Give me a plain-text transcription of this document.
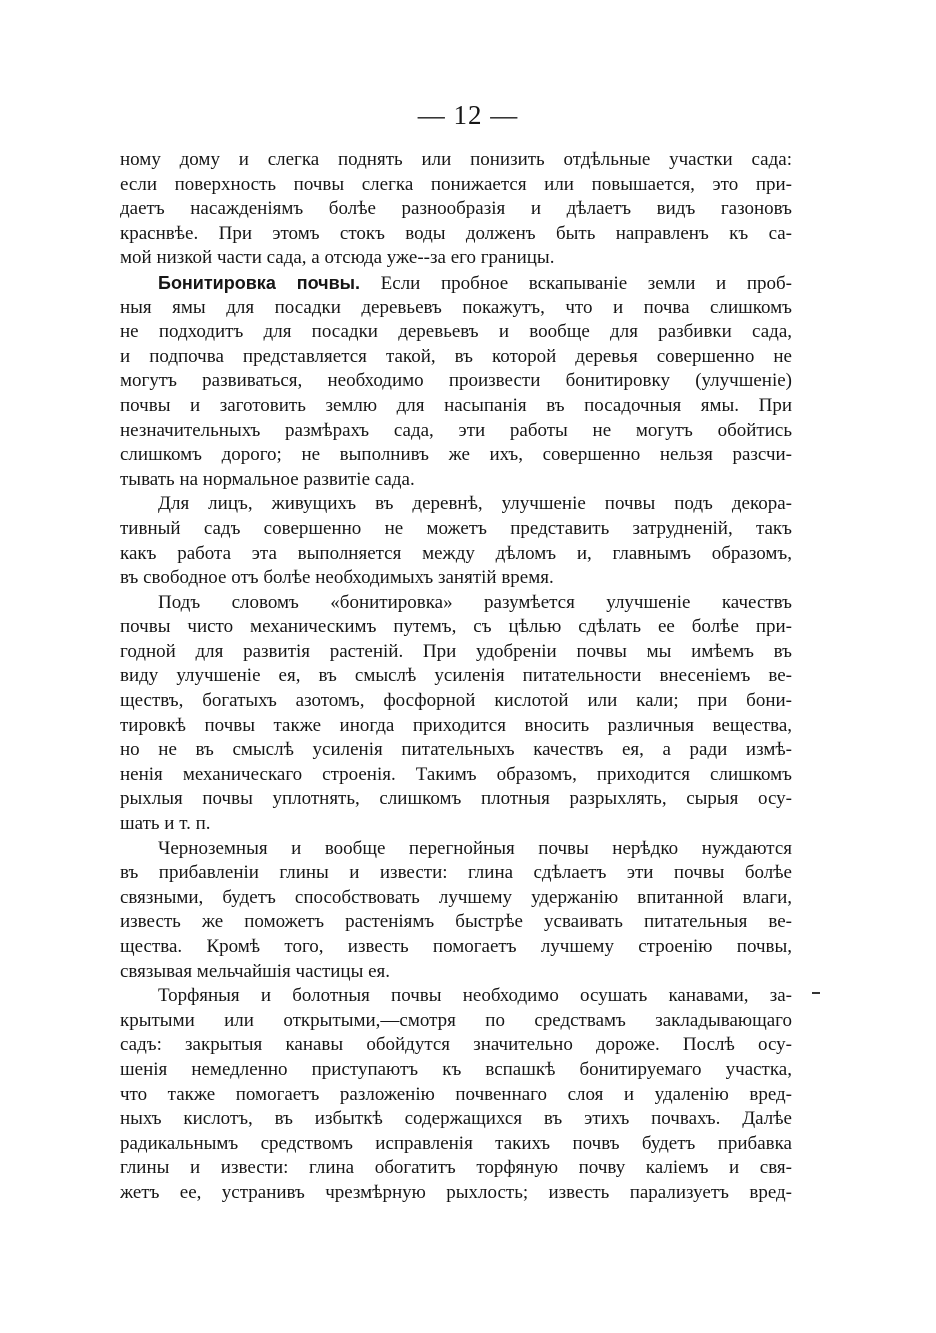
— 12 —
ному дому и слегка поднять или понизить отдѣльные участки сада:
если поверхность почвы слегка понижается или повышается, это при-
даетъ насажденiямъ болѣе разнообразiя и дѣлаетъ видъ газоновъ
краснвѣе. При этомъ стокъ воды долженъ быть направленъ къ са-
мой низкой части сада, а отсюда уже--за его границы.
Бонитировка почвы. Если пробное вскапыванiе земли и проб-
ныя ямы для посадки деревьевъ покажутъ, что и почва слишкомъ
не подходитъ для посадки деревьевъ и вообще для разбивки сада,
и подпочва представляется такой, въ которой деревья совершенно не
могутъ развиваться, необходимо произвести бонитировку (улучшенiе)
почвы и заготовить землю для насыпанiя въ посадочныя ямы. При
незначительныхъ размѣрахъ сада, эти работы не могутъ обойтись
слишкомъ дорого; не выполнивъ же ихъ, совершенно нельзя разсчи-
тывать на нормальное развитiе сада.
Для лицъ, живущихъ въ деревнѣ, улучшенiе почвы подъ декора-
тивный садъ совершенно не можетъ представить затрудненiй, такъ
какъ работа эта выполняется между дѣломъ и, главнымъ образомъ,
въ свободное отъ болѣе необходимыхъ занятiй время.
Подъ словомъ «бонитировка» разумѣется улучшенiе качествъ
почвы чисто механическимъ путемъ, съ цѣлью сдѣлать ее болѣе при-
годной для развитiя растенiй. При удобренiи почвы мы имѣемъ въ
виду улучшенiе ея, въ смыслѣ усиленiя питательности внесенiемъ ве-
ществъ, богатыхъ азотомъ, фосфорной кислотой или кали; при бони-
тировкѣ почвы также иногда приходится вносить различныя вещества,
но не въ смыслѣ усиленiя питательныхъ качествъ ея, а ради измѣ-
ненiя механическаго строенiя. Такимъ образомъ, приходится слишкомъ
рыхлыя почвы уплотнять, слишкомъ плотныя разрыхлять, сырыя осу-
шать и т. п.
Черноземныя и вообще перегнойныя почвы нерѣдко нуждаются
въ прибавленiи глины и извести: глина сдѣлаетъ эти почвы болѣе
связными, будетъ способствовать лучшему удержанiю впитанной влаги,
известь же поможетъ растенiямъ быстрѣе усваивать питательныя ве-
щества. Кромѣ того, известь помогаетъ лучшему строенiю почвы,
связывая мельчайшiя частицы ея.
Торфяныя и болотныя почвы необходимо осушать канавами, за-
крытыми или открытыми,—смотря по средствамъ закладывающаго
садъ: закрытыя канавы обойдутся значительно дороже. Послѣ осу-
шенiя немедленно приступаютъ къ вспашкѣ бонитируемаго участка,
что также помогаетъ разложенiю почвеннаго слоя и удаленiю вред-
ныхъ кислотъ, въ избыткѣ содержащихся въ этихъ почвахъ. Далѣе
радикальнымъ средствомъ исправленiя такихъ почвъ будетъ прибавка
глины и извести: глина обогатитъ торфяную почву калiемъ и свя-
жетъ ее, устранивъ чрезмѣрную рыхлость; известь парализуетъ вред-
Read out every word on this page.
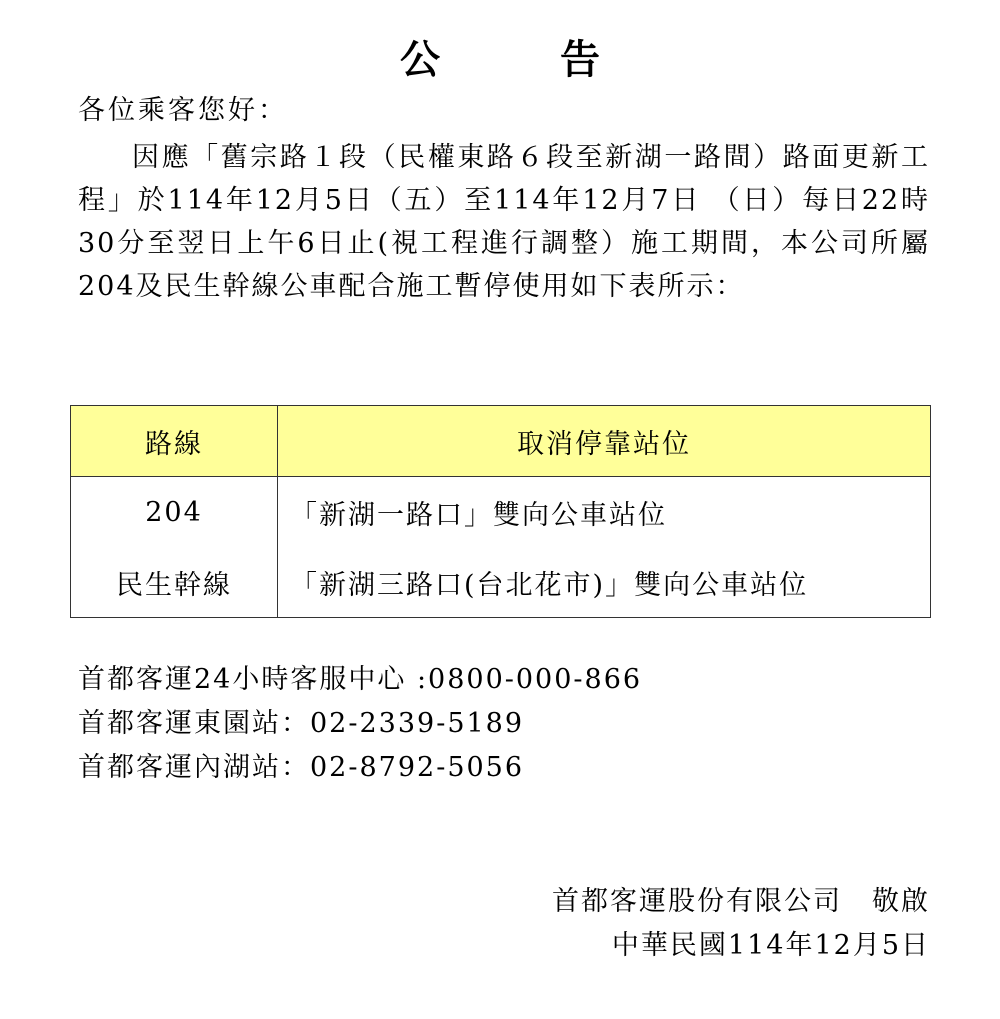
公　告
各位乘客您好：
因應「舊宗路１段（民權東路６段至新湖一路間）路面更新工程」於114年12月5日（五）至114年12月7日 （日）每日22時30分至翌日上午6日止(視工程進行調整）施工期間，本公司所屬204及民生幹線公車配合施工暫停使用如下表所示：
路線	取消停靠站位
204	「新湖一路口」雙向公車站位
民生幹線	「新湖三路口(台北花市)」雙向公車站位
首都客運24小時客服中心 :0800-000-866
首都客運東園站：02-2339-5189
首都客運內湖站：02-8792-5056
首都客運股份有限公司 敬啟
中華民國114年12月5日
· · ·
--- WHAT THE TASK REQUIRES ---
Please set down each line of the data above exactly as written, without the pictures.

--- FINAL ANSWER ---
Give me a plain-text transcription of this document.
— 12 —
ному дому и слегка поднять или понизить отдѣльные участки сада:
если поверхность почвы слегка понижается или повышается, это при-
даетъ насажденiямъ болѣе разнообразiя и дѣлаетъ видъ газоновъ
краснвѣе. При этомъ стокъ воды долженъ быть направленъ къ са-
мой низкой части сада, а отсюда уже--за его границы.
Бонитировка почвы. Если пробное вскапыванiе земли и проб-
ныя ямы для посадки деревьевъ покажутъ, что и почва слишкомъ
не подходитъ для посадки деревьевъ и вообще для разбивки сада,
и подпочва представляется такой, въ которой деревья совершенно не
могутъ развиваться, необходимо произвести бонитировку (улучшенiе)
почвы и заготовить землю для насыпанiя въ посадочныя ямы. При
незначительныхъ размѣрахъ сада, эти работы не могутъ обойтись
слишкомъ дорого; не выполнивъ же ихъ, совершенно нельзя разсчи-
тывать на нормальное развитiе сада.
Для лицъ, живущихъ въ деревнѣ, улучшенiе почвы подъ декора-
тивный садъ совершенно не можетъ представить затрудненiй, такъ
какъ работа эта выполняется между дѣломъ и, главнымъ образомъ,
въ свободное отъ болѣе необходимыхъ занятiй время.
Подъ словомъ «бонитировка» разумѣется улучшенiе качествъ
почвы чисто механическимъ путемъ, съ цѣлью сдѣлать ее болѣе при-
годной для развитiя растенiй. При удобренiи почвы мы имѣемъ въ
виду улучшенiе ея, въ смыслѣ усиленiя питательности внесенiемъ ве-
ществъ, богатыхъ азотомъ, фосфорной кислотой или кали; при бони-
тировкѣ почвы также иногда приходится вносить различныя вещества,
но не въ смыслѣ усиленiя питательныхъ качествъ ея, а ради измѣ-
ненiя механическаго строенiя. Такимъ образомъ, приходится слишкомъ
рыхлыя почвы уплотнять, слишкомъ плотныя разрыхлять, сырыя осу-
шать и т. п.
Черноземныя и вообще перегнойныя почвы нерѣдко нуждаются
въ прибавленiи глины и извести: глина сдѣлаетъ эти почвы болѣе
связными, будетъ способствовать лучшему удержанiю впитанной влаги,
известь же поможетъ растенiямъ быстрѣе усваивать питательныя ве-
щества. Кромѣ того, известь помогаетъ лучшему строенiю почвы,
связывая мельчайшiя частицы ея.
Торфяныя и болотныя почвы необходимо осушать канавами, за-
крытыми или открытыми,—смотря по средствамъ закладывающаго
садъ: закрытыя канавы обойдутся значительно дороже. Послѣ осу-
шенiя немедленно приступаютъ къ вспашкѣ бонитируемаго участка,
что также помогаетъ разложенiю почвеннаго слоя и удаленiю вред-
ныхъ кислотъ, въ избыткѣ содержащихся въ этихъ почвахъ. Далѣе
радикальнымъ средствомъ исправленiя такихъ почвъ будетъ прибавка
глины и извести: глина обогатитъ торфяную почву калiемъ и свя-
жетъ ее, устранивъ чрезмѣрную рыхлость; известь парализуетъ вред-
Read out every word on this page.
公　告
各位乘客您好：
因應「舊宗路１段（民權東路６段至新湖一路間）路面更新工程」於114年12月5日（五）至114年12月7日 （日）每日22時30分至翌日上午6日止(視工程進行調整）施工期間，本公司所屬204及民生幹線公車配合施工暫停使用如下表所示：
路線	取消停靠站位
204	「新湖一路口」雙向公車站位
民生幹線	「新湖三路口(台北花市)」雙向公車站位
首都客運24小時客服中心 :0800-000-866
首都客運東園站：02-2339-5189
首都客運內湖站：02-8792-5056
首都客運股份有限公司 敬啟
中華民國114年12月5日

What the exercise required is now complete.